(begin)

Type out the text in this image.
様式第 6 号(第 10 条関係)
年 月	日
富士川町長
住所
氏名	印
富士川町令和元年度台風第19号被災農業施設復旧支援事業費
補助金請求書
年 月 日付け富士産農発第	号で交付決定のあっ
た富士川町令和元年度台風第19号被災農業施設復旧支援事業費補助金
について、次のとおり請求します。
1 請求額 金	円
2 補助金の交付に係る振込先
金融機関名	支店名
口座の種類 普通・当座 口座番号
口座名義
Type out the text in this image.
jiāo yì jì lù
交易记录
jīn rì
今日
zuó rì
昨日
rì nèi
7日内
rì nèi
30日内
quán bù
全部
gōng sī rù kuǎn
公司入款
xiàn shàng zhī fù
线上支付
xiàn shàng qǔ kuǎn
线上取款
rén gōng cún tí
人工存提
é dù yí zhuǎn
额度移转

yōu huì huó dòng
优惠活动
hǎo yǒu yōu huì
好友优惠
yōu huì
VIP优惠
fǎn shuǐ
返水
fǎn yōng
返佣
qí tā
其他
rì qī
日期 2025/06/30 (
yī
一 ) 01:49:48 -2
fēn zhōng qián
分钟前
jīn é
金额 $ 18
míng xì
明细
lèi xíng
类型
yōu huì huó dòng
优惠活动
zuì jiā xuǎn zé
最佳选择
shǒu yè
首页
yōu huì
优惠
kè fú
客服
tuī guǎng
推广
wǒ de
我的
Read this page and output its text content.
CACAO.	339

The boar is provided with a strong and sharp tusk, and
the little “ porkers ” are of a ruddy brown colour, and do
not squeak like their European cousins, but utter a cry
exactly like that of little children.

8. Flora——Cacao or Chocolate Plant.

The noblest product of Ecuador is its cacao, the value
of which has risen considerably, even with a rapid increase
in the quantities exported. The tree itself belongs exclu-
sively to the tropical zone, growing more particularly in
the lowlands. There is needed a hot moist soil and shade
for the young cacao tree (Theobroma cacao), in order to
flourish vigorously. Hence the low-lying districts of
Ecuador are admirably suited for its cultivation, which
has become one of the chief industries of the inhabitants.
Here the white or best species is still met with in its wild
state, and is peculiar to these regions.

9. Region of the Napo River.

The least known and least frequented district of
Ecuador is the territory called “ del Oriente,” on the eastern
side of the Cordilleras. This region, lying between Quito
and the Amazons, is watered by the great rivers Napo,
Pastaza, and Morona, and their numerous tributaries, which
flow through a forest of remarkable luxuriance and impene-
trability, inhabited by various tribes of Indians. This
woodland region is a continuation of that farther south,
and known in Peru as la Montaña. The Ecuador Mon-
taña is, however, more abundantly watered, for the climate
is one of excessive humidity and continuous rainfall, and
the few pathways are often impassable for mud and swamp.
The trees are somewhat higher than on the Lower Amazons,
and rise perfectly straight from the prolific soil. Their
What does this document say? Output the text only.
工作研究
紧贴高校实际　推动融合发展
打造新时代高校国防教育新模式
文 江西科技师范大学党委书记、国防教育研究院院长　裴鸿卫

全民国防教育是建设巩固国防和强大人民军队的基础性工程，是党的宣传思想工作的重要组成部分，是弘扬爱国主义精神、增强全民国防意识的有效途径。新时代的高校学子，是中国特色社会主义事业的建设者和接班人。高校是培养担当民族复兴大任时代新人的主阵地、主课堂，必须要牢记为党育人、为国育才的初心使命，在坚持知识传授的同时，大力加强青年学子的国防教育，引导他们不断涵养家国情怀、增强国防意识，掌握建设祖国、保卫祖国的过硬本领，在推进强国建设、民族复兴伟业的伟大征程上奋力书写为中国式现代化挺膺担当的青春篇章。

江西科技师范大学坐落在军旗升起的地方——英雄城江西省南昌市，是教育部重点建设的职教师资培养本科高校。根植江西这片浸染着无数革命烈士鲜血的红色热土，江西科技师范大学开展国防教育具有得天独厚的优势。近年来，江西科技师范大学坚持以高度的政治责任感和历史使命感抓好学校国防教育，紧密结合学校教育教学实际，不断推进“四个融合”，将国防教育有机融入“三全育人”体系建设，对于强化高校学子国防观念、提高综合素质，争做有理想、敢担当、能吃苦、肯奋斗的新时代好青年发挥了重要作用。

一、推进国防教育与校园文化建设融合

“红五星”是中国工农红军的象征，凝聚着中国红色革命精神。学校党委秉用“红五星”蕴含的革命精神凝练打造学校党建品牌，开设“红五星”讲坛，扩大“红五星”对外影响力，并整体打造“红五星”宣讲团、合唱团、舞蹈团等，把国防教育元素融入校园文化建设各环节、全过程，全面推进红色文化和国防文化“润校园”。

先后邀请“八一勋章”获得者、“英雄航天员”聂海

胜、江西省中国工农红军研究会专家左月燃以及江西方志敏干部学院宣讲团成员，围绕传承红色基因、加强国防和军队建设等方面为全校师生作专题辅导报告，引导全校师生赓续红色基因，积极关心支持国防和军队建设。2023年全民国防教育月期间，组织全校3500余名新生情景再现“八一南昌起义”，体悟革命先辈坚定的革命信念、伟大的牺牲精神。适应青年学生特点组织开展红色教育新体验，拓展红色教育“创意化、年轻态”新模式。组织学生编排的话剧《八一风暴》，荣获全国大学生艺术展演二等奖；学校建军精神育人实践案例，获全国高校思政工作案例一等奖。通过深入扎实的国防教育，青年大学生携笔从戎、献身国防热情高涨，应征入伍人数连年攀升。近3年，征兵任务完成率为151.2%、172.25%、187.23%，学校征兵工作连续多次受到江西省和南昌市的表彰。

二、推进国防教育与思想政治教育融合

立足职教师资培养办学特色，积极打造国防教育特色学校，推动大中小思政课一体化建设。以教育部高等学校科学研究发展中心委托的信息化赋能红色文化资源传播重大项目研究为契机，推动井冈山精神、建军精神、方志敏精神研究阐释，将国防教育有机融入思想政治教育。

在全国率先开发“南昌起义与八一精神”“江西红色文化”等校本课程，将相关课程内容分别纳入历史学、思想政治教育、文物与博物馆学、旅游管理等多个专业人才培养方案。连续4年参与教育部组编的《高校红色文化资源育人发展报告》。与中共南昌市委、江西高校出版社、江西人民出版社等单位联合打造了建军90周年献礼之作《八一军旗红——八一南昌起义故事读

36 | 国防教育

(end)

Looking at the material above, count the lines that hold "more" and give the total alone.

2